▶ WHAT IS EXPECTED
The entire listing is to be repeated verbatim.
--- Begin INFORMATION SUPPLIED ---
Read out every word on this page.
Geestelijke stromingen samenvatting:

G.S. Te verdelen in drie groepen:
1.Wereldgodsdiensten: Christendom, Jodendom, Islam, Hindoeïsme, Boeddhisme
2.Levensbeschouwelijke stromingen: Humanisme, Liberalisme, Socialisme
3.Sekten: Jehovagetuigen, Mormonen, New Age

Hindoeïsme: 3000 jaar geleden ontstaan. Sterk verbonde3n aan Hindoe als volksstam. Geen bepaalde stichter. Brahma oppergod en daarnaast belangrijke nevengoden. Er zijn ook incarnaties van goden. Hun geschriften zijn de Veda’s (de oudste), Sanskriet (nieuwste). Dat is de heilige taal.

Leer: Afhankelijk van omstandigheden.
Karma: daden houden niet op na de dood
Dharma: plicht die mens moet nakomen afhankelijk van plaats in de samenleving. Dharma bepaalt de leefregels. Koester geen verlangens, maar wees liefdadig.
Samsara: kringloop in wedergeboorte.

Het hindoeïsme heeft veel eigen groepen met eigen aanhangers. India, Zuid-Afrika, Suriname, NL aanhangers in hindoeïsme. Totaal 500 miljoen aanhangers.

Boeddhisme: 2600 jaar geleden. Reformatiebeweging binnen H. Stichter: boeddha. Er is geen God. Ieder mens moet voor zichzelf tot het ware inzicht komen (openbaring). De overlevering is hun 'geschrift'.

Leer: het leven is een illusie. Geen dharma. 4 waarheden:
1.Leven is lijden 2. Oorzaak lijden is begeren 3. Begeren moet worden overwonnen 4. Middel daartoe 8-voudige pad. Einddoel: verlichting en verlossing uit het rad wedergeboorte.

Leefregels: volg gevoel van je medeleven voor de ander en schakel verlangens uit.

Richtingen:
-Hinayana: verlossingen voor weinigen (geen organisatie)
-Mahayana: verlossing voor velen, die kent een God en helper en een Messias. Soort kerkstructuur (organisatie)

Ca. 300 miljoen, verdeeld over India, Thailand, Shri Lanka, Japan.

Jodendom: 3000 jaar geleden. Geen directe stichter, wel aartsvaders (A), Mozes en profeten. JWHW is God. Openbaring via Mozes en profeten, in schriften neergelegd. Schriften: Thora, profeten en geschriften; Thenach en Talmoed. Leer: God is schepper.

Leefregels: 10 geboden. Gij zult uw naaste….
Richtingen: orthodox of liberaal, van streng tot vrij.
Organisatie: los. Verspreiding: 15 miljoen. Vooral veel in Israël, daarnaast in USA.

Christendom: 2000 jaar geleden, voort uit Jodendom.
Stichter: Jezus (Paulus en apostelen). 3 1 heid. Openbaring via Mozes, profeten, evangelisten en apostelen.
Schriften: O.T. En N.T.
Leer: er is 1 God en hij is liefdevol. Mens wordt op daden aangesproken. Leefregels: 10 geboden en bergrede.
--- End INFORMATION SUPPLIED ---
▶ WORKED SOLUTION
Read out every word on this page.
Geestelijke stromingen samenvatting:

G.S. Te verdelen in drie groepen:
1.Wereldgodsdiensten: Christendom, Jodendom, Islam, Hindoeïsme, Boeddhisme
2.Levensbeschouwelijke stromingen: Humanisme, Liberalisme, Socialisme
3.Sekten: Jehovagetuigen, Mormonen, New Age

Hindoeïsme: 3000 jaar geleden ontstaan. Sterk verbonde3n aan Hindoe als volksstam. Geen bepaalde stichter. Brahma oppergod en daarnaast belangrijke nevengoden. Er zijn ook incarnaties van goden. Hun geschriften zijn de Veda’s (de oudste), Sanskriet (nieuwste). Dat is de heilige taal.

Leer: Afhankelijk van omstandigheden.
Karma: daden houden niet op na de dood
Dharma: plicht die mens moet nakomen afhankelijk van plaats in de samenleving. Dharma bepaalt de leefregels. Koester geen verlangens, maar wees liefdadig.
Samsara: kringloop in wedergeboorte.

Het hindoeïsme heeft veel eigen groepen met eigen aanhangers. India, Zuid-Afrika, Suriname, NL aanhangers in hindoeïsme. Totaal 500 miljoen aanhangers.

Boeddhisme: 2600 jaar geleden. Reformatiebeweging binnen H. Stichter: boeddha. Er is geen God. Ieder mens moet voor zichzelf tot het ware inzicht komen (openbaring). De overlevering is hun 'geschrift'.

Leer: het leven is een illusie. Geen dharma. 4 waarheden:
1.Leven is lijden 2. Oorzaak lijden is begeren 3. Begeren moet worden overwonnen 4. Middel daartoe 8-voudige pad. Einddoel: verlichting en verlossing uit het rad wedergeboorte.

Leefregels: volg gevoel van je medeleven voor de ander en schakel verlangens uit.

Richtingen:
-Hinayana: verlossingen voor weinigen (geen organisatie)
-Mahayana: verlossing voor velen, die kent een God en helper en een Messias. Soort kerkstructuur (organisatie)

Ca. 300 miljoen, verdeeld over India, Thailand, Shri Lanka, Japan.

Jodendom: 3000 jaar geleden. Geen directe stichter, wel aartsvaders (A), Mozes en profeten. JWHW is God. Openbaring via Mozes en profeten, in schriften neergelegd. Schriften: Thora, profeten en geschriften; Thenach en Talmoed. Leer: God is schepper.

Leefregels: 10 geboden. Gij zult uw naaste….
Richtingen: orthodox of liberaal, van streng tot vrij.
Organisatie: los. Verspreiding: 15 miljoen. Vooral veel in Israël, daarnaast in USA.

Christendom: 2000 jaar geleden, voort uit Jodendom.
Stichter: Jezus (Paulus en apostelen). 3 1 heid. Openbaring via Mozes, profeten, evangelisten en apostelen.
Schriften: O.T. En N.T.
Leer: er is 1 God en hij is liefdevol. Mens wordt op daden aangesproken. Leefregels: 10 geboden en bergrede.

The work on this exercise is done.